WHAT IS REQUIRED: Pick out the lines in the listing below that contain the word "this" and copy them.

++++ DATA RECORDS

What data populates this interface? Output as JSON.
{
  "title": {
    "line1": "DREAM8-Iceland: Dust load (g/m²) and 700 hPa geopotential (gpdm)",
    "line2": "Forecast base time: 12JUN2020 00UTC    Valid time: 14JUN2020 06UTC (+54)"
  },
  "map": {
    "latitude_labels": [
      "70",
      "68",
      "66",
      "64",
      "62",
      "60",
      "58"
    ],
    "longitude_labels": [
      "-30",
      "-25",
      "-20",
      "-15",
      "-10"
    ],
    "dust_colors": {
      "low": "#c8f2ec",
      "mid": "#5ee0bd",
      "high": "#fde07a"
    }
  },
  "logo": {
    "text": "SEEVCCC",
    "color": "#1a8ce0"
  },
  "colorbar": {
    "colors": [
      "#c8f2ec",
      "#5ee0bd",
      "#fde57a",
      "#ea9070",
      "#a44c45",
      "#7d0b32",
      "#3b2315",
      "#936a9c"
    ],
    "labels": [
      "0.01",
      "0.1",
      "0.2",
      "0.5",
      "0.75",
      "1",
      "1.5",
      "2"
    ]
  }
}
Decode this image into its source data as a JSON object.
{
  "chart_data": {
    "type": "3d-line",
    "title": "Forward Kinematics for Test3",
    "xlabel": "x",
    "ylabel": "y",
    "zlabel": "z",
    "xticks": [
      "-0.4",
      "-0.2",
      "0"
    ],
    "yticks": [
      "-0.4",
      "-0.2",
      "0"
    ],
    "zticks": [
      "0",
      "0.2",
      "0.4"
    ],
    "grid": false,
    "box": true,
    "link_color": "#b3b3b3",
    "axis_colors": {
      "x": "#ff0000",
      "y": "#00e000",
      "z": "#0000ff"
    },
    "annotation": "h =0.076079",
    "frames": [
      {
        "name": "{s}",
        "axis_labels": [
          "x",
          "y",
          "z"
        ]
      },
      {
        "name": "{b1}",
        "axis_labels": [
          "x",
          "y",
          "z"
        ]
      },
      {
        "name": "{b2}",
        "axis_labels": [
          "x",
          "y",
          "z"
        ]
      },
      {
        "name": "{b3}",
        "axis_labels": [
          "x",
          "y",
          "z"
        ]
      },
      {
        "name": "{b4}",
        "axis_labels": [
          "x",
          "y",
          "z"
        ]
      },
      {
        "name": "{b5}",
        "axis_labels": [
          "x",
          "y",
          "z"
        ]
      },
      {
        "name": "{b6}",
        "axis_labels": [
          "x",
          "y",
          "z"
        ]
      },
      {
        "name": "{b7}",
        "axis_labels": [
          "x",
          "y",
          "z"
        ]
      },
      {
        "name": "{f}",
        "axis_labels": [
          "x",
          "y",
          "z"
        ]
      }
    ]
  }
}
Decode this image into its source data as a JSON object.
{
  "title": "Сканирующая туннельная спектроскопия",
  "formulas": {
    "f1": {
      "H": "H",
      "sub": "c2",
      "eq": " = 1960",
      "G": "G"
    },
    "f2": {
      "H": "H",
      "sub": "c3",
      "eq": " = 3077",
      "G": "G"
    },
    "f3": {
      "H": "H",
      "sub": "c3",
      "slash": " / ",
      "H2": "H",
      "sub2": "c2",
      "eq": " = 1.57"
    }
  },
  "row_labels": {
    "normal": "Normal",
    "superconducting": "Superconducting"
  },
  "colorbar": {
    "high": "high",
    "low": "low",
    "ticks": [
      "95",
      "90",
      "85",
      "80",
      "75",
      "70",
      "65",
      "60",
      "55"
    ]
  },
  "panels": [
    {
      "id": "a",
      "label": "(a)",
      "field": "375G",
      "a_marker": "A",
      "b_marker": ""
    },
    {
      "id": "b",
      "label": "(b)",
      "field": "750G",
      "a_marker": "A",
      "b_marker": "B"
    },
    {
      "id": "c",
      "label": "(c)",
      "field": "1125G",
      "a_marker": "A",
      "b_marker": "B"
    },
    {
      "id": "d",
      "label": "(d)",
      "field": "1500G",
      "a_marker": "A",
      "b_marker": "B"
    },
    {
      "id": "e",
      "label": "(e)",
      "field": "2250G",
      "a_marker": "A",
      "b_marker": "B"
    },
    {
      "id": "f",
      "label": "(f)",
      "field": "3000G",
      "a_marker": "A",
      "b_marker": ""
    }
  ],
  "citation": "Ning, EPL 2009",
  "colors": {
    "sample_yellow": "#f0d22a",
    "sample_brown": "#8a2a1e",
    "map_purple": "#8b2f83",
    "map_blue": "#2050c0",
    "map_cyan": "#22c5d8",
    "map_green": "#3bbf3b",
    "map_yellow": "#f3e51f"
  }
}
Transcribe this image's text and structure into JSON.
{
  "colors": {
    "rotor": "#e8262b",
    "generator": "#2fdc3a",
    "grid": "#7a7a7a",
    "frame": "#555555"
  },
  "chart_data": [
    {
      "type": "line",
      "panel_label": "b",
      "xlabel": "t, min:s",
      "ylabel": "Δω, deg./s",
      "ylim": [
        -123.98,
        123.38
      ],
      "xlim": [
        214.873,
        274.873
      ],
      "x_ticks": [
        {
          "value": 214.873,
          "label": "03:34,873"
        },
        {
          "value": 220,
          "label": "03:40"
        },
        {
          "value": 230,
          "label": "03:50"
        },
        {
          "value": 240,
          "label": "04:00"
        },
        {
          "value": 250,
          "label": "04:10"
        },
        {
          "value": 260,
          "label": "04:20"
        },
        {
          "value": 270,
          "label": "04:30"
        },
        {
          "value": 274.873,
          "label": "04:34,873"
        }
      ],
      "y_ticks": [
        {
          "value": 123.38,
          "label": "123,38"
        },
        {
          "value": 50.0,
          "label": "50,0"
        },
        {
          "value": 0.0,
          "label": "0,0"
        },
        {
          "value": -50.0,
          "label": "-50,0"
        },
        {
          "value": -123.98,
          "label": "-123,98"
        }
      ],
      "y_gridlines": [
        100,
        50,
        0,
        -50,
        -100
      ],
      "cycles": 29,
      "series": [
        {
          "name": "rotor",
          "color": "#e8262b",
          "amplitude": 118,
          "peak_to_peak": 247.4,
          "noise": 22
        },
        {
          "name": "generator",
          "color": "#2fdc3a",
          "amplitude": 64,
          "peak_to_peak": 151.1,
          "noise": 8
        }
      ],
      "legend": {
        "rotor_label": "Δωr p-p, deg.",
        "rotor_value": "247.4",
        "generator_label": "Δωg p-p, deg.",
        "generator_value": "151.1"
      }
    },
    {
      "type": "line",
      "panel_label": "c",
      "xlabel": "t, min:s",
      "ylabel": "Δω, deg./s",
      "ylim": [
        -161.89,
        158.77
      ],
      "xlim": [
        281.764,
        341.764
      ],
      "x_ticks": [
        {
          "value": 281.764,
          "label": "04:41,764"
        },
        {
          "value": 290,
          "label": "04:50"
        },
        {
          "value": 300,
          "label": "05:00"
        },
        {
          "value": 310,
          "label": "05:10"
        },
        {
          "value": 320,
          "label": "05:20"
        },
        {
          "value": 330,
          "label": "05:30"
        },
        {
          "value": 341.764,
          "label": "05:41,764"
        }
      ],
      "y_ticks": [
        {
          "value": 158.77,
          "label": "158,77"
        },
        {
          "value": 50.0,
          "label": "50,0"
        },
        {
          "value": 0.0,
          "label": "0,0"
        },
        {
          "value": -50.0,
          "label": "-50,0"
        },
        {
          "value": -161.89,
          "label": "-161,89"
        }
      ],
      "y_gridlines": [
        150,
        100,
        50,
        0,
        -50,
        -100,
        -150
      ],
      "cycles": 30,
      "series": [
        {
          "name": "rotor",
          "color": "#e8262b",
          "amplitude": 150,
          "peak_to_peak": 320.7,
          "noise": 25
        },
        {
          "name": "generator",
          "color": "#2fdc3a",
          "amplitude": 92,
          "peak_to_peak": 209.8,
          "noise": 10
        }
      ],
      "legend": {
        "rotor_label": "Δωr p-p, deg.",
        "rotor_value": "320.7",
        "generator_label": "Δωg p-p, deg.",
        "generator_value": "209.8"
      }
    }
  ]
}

++++++++

EXERCISE OUTPUT:
What data populates this interface? Output as JSON.
Decode this image into its source data as a JSON object.
Decode this image into its source data as a JSON object.
Transcribe this image's text and structure into JSON.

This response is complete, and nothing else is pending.